* Description of the task:
Every line below is to be copied exactly, with the pictures left out.
* * *
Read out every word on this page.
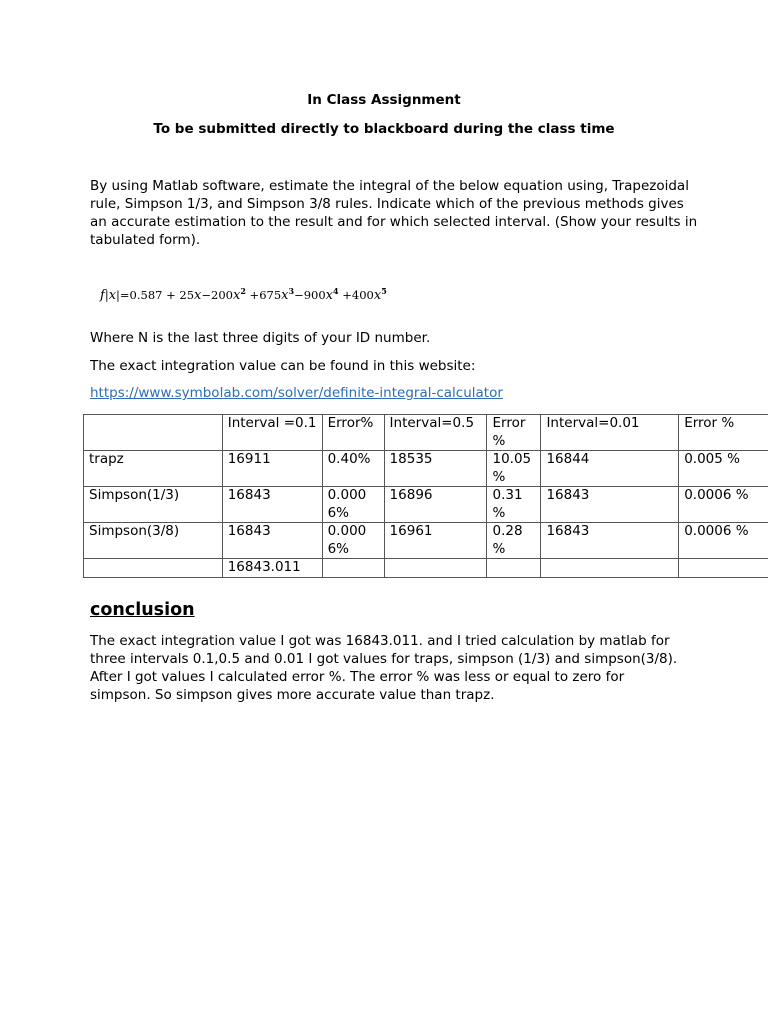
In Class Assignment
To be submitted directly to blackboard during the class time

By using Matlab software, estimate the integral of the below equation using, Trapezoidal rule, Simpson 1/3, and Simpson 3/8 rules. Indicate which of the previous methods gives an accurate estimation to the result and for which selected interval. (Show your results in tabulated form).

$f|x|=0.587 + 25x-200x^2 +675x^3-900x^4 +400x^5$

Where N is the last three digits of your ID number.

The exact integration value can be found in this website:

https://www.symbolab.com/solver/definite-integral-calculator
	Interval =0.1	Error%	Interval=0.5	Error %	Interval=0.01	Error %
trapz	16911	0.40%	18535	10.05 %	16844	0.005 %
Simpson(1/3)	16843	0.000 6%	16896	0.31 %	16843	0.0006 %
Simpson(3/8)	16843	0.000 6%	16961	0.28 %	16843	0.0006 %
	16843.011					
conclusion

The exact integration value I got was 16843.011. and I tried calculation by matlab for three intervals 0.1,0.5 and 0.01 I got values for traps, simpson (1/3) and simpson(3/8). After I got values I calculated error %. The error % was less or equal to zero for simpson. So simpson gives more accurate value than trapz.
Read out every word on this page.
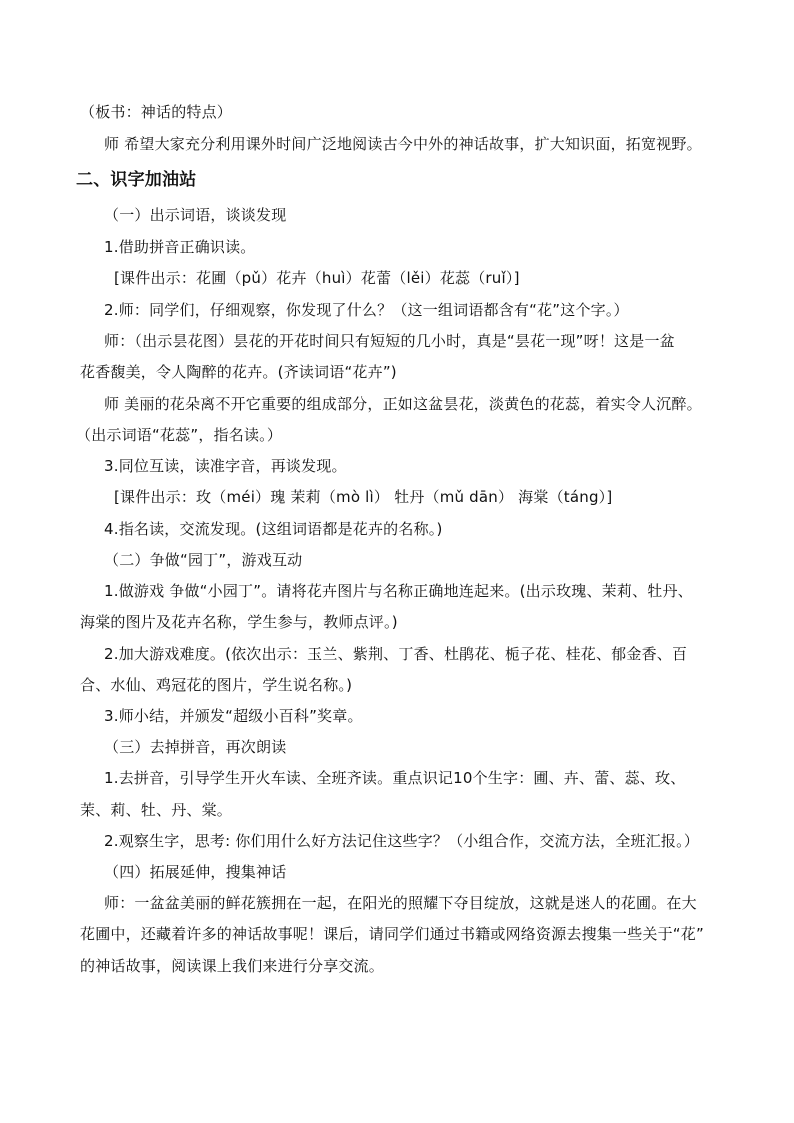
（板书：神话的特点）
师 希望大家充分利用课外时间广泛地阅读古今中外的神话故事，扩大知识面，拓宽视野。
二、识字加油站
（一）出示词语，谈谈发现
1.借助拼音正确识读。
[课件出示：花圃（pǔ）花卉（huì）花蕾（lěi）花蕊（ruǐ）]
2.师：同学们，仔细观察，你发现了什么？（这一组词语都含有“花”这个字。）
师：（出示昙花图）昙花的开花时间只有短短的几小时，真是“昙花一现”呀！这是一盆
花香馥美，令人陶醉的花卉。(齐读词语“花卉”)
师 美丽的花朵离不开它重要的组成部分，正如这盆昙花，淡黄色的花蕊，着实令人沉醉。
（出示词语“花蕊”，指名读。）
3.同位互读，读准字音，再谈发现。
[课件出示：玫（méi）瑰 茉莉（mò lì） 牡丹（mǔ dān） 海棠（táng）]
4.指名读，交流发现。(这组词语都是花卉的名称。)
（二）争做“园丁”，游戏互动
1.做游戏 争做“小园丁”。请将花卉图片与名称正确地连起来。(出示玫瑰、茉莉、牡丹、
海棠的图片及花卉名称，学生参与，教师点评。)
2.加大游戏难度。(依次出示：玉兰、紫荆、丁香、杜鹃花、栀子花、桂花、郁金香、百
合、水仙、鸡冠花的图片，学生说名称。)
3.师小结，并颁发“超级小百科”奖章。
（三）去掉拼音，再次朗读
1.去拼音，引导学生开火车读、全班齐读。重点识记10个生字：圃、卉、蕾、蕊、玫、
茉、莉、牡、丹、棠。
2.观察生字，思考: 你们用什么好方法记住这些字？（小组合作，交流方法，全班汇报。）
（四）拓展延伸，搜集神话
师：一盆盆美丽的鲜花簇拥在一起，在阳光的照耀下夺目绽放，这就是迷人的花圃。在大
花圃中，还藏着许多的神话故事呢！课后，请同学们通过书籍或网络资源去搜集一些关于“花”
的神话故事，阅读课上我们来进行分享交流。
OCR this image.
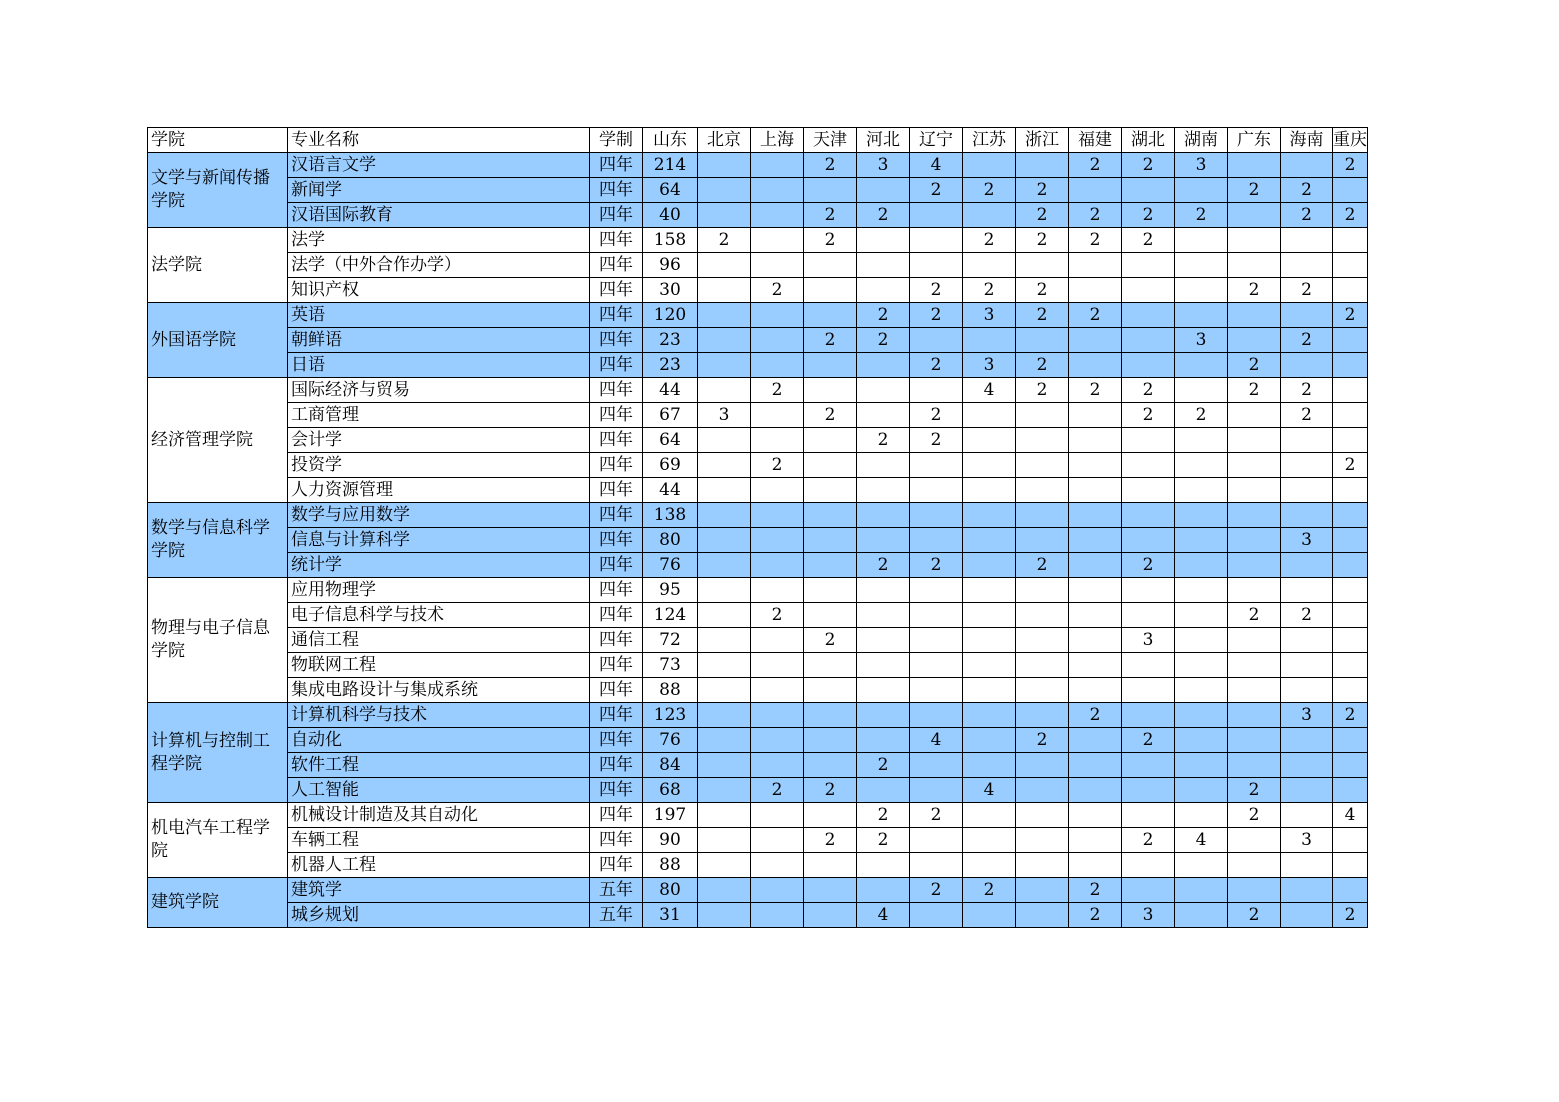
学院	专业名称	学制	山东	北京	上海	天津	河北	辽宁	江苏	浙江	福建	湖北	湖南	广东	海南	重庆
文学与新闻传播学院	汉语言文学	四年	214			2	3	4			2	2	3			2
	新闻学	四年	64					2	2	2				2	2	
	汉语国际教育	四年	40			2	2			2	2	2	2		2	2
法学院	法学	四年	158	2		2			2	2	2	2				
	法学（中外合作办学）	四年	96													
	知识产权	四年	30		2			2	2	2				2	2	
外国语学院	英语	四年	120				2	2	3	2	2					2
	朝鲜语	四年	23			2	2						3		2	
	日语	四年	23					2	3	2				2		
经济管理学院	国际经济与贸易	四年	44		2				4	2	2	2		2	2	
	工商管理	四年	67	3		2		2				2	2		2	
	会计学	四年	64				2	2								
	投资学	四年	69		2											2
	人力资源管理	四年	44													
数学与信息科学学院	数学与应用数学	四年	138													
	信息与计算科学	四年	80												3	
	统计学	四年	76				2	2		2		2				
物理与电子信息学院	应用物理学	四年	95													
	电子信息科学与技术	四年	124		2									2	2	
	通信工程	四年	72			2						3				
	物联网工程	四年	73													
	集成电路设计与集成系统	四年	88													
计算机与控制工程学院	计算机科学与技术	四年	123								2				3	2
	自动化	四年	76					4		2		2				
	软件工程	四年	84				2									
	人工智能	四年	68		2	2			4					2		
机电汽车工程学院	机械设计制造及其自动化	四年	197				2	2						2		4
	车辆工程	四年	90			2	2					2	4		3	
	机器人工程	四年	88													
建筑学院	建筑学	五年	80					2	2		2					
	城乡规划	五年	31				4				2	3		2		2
* * *
* Worked answer:
Read out every word on this page.
In Class Assignment
To be submitted directly to blackboard during the class time

By using Matlab software, estimate the integral of the below equation using, Trapezoidal rule, Simpson 1/3, and Simpson 3/8 rules. Indicate which of the previous methods gives an accurate estimation to the result and for which selected interval. (Show your results in tabulated form).

$f|x|=0.587 + 25x-200x^2 +675x^3-900x^4 +400x^5$

Where N is the last three digits of your ID number.

The exact integration value can be found in this website:

https://www.symbolab.com/solver/definite-integral-calculator
	Interval =0.1	Error%	Interval=0.5	Error %	Interval=0.01	Error %
trapz	16911	0.40%	18535	10.05 %	16844	0.005 %
Simpson(1/3)	16843	0.000 6%	16896	0.31 %	16843	0.0006 %
Simpson(3/8)	16843	0.000 6%	16961	0.28 %	16843	0.0006 %
	16843.011					
conclusion

The exact integration value I got was 16843.011. and I tried calculation by matlab for three intervals 0.1,0.5 and 0.01 I got values for traps, simpson (1/3) and simpson(3/8). After I got values I calculated error %. The error % was less or equal to zero for simpson. So simpson gives more accurate value than trapz.
Read out every word on this page.
（板书：神话的特点）
师 希望大家充分利用课外时间广泛地阅读古今中外的神话故事，扩大知识面，拓宽视野。
二、识字加油站
（一）出示词语，谈谈发现
1.借助拼音正确识读。
[课件出示：花圃（pǔ）花卉（huì）花蕾（lěi）花蕊（ruǐ）]
2.师：同学们，仔细观察，你发现了什么？（这一组词语都含有“花”这个字。）
师：（出示昙花图）昙花的开花时间只有短短的几小时，真是“昙花一现”呀！这是一盆
花香馥美，令人陶醉的花卉。(齐读词语“花卉”)
师 美丽的花朵离不开它重要的组成部分，正如这盆昙花，淡黄色的花蕊，着实令人沉醉。
（出示词语“花蕊”，指名读。）
3.同位互读，读准字音，再谈发现。
[课件出示：玫（méi）瑰 茉莉（mò lì） 牡丹（mǔ dān） 海棠（táng）]
4.指名读，交流发现。(这组词语都是花卉的名称。)
（二）争做“园丁”，游戏互动
1.做游戏 争做“小园丁”。请将花卉图片与名称正确地连起来。(出示玫瑰、茉莉、牡丹、
海棠的图片及花卉名称，学生参与，教师点评。)
2.加大游戏难度。(依次出示：玉兰、紫荆、丁香、杜鹃花、栀子花、桂花、郁金香、百
合、水仙、鸡冠花的图片，学生说名称。)
3.师小结，并颁发“超级小百科”奖章。
（三）去掉拼音，再次朗读
1.去拼音，引导学生开火车读、全班齐读。重点识记10个生字：圃、卉、蕾、蕊、玫、
茉、莉、牡、丹、棠。
2.观察生字，思考: 你们用什么好方法记住这些字？（小组合作，交流方法，全班汇报。）
（四）拓展延伸，搜集神话
师：一盆盆美丽的鲜花簇拥在一起，在阳光的照耀下夺目绽放，这就是迷人的花圃。在大
花圃中，还藏着许多的神话故事呢！课后，请同学们通过书籍或网络资源去搜集一些关于“花”
的神话故事，阅读课上我们来进行分享交流。
OCR this image.
学院	专业名称	学制	山东	北京	上海	天津	河北	辽宁	江苏	浙江	福建	湖北	湖南	广东	海南	重庆
文学与新闻传播学院	汉语言文学	四年	214			2	3	4			2	2	3			2
	新闻学	四年	64					2	2	2				2	2	
	汉语国际教育	四年	40			2	2			2	2	2	2		2	2
法学院	法学	四年	158	2		2			2	2	2	2				
	法学（中外合作办学）	四年	96													
	知识产权	四年	30		2			2	2	2				2	2	
外国语学院	英语	四年	120				2	2	3	2	2					2
	朝鲜语	四年	23			2	2						3		2	
	日语	四年	23					2	3	2				2		
经济管理学院	国际经济与贸易	四年	44		2				4	2	2	2		2	2	
	工商管理	四年	67	3		2		2				2	2		2	
	会计学	四年	64				2	2								
	投资学	四年	69		2											2
	人力资源管理	四年	44													
数学与信息科学学院	数学与应用数学	四年	138													
	信息与计算科学	四年	80												3	
	统计学	四年	76				2	2		2		2				
物理与电子信息学院	应用物理学	四年	95													
	电子信息科学与技术	四年	124		2									2	2	
	通信工程	四年	72			2						3				
	物联网工程	四年	73													
	集成电路设计与集成系统	四年	88													
计算机与控制工程学院	计算机科学与技术	四年	123								2				3	2
	自动化	四年	76					4		2		2				
	软件工程	四年	84				2									
	人工智能	四年	68		2	2			4					2		
机电汽车工程学院	机械设计制造及其自动化	四年	197				2	2						2		4
	车辆工程	四年	90			2	2					2	4		3	
	机器人工程	四年	88													
建筑学院	建筑学	五年	80					2	2		2					
	城乡规划	五年	31				4				2	3		2		2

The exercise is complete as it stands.